(Page text entries)
════════

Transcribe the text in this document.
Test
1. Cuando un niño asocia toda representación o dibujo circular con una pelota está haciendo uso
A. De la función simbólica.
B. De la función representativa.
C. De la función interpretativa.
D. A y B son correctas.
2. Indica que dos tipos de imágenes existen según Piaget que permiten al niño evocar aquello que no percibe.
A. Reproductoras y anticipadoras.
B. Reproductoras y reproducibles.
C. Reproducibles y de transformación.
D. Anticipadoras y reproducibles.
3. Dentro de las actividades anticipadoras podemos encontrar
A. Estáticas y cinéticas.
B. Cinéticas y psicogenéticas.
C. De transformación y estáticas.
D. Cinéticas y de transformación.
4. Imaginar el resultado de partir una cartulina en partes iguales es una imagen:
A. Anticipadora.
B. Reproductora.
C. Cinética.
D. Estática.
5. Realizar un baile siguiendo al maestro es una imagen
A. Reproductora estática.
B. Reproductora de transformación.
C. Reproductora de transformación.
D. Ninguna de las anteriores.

════════

Filter the records above for "transformación" and copy every matching line.

• **Result below**
C. Reproducibles y de transformación.
C. De transformación y estáticas.
D. Cinéticas y de transformación.
B. Reproductora de transformación.
C. Reproductora de transformación.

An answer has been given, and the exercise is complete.